## Exercise objective
State only the number of lines that include "JSON".

--- BEGIN ---

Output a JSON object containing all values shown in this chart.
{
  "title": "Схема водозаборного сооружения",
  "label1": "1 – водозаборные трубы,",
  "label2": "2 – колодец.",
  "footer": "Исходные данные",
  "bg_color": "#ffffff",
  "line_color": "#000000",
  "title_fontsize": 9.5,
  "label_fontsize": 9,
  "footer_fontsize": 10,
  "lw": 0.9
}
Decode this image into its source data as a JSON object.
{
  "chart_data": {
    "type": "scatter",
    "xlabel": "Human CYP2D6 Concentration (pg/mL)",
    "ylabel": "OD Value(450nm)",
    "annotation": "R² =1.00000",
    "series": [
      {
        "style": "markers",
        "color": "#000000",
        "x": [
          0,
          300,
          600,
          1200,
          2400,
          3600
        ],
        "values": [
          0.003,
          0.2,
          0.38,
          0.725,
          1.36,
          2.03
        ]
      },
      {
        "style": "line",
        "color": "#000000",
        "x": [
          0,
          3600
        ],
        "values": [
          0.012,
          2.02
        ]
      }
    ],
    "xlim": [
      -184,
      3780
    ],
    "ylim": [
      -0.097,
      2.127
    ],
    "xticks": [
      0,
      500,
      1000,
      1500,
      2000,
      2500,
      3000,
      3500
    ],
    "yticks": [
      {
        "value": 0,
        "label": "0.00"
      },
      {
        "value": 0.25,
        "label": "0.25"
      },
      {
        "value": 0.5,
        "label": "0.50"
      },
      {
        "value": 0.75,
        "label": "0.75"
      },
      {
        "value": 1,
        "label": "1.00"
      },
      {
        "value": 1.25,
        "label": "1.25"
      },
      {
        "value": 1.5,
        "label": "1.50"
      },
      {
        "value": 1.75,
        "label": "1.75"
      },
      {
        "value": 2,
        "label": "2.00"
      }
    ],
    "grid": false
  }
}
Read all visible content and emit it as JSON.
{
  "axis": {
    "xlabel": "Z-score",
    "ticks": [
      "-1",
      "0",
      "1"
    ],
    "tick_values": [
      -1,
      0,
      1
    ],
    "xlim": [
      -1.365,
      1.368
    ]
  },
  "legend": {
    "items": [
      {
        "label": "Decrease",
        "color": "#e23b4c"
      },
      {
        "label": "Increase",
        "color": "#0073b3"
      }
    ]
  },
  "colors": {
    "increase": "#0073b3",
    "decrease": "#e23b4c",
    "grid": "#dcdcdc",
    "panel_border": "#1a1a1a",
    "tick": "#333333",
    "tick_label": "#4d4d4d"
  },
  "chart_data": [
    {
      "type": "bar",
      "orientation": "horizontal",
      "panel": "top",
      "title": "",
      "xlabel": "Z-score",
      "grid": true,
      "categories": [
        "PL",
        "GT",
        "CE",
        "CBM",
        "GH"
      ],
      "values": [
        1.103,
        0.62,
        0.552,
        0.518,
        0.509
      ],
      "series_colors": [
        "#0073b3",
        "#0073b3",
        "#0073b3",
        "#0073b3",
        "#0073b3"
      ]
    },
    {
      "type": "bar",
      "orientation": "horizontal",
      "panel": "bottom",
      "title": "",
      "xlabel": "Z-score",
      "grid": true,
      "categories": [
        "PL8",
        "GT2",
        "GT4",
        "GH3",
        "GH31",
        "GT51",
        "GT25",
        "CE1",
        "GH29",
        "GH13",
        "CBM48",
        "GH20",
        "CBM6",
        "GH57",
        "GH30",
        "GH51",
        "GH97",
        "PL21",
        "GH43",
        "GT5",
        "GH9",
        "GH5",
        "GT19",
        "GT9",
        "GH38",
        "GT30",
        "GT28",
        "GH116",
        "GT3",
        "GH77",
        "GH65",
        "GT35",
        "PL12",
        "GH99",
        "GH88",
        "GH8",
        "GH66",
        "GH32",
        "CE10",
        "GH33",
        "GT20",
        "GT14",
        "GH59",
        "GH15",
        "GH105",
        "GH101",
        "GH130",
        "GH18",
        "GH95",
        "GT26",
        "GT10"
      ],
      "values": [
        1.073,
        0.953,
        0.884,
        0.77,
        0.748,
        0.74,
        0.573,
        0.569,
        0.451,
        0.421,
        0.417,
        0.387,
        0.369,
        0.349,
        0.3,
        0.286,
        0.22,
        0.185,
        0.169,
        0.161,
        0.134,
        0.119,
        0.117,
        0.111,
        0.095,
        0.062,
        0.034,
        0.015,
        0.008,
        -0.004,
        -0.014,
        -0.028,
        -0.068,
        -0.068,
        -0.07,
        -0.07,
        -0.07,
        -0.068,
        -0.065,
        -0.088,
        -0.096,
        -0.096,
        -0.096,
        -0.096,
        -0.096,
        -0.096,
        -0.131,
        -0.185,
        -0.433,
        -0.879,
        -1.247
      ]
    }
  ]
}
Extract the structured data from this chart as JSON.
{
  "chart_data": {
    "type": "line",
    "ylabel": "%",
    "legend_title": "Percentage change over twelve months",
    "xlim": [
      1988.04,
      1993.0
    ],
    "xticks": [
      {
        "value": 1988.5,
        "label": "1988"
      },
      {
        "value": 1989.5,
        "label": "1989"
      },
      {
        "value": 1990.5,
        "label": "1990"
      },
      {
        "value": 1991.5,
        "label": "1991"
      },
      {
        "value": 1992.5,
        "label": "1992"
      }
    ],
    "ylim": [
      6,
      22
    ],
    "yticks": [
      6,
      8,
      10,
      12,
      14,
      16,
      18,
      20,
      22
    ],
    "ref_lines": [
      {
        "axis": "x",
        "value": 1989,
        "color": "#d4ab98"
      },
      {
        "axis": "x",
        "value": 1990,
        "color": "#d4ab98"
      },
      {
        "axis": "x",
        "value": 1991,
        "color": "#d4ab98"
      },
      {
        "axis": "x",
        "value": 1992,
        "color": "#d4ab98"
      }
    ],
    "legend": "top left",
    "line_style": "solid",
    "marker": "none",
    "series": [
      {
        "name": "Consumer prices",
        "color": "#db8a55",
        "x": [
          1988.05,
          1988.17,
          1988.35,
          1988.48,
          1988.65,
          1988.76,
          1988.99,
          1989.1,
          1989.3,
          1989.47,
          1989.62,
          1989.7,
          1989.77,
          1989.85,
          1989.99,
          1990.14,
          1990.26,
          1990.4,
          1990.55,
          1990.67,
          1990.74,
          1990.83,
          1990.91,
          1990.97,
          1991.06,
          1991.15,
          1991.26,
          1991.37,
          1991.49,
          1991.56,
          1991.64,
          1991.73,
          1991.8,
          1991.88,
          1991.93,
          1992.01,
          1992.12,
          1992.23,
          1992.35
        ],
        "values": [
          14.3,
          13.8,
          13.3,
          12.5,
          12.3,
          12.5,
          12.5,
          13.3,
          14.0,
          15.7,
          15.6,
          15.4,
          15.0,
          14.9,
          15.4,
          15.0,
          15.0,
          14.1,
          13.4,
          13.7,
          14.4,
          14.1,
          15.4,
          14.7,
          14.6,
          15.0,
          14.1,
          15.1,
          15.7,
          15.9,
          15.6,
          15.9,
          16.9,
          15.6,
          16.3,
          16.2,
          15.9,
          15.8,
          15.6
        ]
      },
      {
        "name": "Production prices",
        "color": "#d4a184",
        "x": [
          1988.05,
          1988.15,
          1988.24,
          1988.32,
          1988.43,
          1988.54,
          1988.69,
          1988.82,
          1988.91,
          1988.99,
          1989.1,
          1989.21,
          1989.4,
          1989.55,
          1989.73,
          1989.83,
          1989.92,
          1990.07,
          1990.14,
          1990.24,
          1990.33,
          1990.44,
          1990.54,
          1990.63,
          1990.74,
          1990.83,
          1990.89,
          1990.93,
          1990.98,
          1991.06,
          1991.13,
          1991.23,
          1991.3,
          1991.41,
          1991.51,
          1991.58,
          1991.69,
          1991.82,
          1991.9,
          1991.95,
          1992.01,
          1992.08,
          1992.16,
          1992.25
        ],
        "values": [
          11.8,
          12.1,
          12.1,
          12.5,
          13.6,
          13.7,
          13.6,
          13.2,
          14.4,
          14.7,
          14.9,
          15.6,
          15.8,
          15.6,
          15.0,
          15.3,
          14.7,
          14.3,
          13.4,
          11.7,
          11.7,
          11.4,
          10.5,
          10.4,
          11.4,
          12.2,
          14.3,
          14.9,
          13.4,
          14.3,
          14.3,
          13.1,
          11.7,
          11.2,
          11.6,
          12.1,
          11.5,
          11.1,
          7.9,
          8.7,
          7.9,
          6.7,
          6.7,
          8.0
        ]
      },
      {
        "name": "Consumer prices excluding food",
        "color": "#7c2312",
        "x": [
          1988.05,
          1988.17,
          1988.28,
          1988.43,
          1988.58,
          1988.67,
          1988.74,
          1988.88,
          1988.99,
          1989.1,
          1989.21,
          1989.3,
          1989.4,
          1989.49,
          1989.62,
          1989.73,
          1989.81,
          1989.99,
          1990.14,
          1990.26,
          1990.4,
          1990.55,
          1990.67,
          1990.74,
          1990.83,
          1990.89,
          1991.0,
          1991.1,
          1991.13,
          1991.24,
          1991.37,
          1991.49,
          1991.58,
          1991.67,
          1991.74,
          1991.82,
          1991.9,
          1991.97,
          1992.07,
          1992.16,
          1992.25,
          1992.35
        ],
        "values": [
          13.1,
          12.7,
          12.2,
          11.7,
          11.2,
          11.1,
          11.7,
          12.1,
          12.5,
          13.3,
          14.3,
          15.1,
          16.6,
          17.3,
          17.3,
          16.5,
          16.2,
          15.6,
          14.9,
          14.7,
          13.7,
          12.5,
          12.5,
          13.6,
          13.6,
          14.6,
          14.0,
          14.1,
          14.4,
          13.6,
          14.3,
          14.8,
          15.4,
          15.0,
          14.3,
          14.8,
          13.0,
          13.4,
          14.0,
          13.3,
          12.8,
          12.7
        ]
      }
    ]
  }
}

--- END ---

## Task result
4